(Recorded data)
══════════════════════════════

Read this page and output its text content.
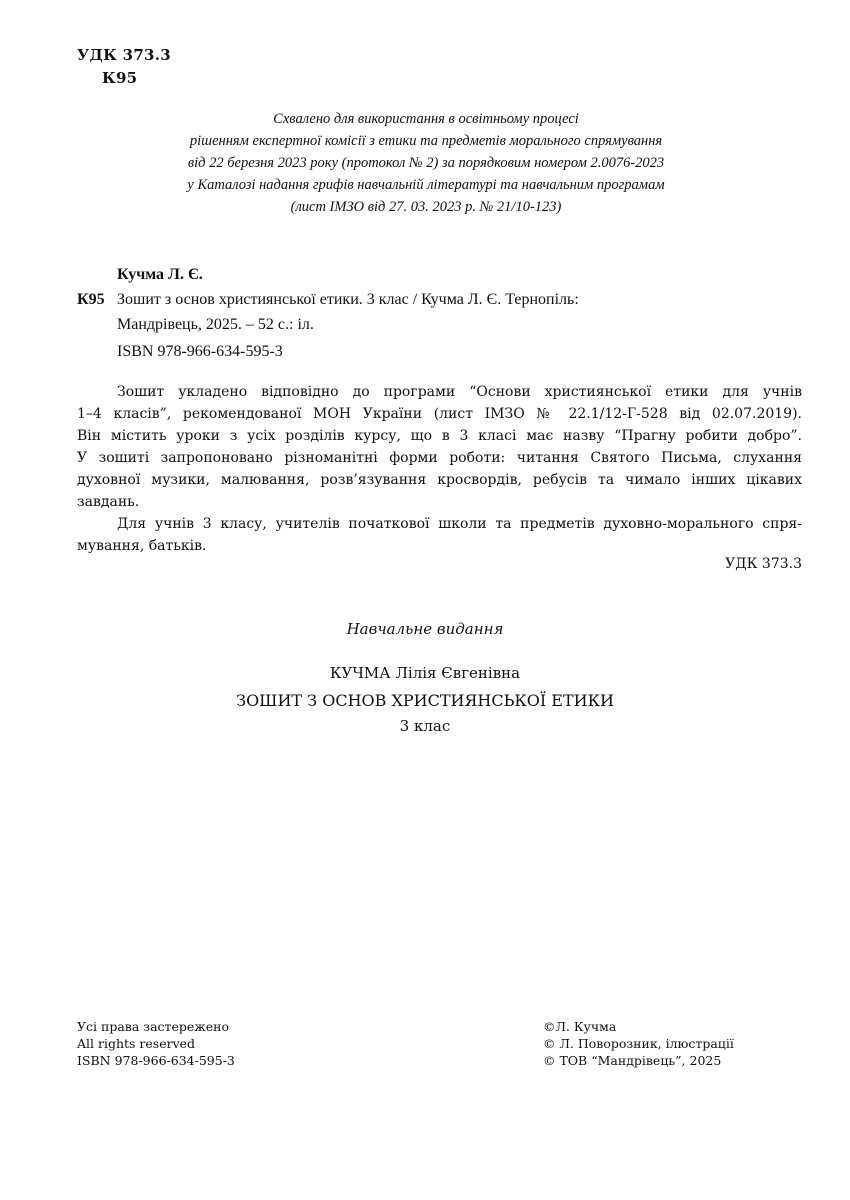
УДК 373.3
К95
Схвалено для використання в освітньому процесі
рішенням експертної комісії з етики та предметів морального спрямування
від 22 березня 2023 року (протокол № 2) за порядковим номером 2.0076-2023
у Каталозі надання грифів навчальній літературі та навчальним програмам
(лист ІМЗО від 27. 03. 2023 р. № 21/10-123)
Кучма Л. Є.
К95 Зошит з основ християнської етики. 3 клас / Кучма Л. Є. Тернопіль:
Мандрівець, 2025. – 52 с.: іл.
ISBN 978-966-634-595-3

Зошит укладено відповідно до програми “Основи християнської етики для учнів
1–4 класів”, рекомендованої МОН України (лист ІМЗО № 22.1/12-Г-528 від 02.07.2019).
Він містить уроки з усіх розділів курсу, що в 3 класі має назву “Прагну робити добро”.
У зошиті запропоновано різноманітні форми роботи: читання Святого Письма, слухання
духовної музики, малювання, розв’язування кросвордів, ребусів та чимало інших цікавих
завдань.

Для учнів 3 класу, учителів початкової школи та предметів духовно-морального спря-
мування, батьків.

УДК 373.3
Навчальне видання
КУЧМА Лілія Євгенівна
ЗОШИТ З ОСНОВ ХРИСТИЯНСЬКОЇ ЕТИКИ
3 клас
Усі права застережено
All rights reserved
ISBN 978-966-634-595-3
©Л. Кучма
© Л. Поворозник, ілюстрації
© ТОВ “Мандрівець”, 2025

══════════════════════════════

- Work instructions:
From the entries above, copy out every line where the string "предметів" appears.

- Exercise answer:
рішенням експертної комісії з етики та предметів морального спрямування
Для учнів 3 класу, учителів початкової школи та предметів духовно-морального спря-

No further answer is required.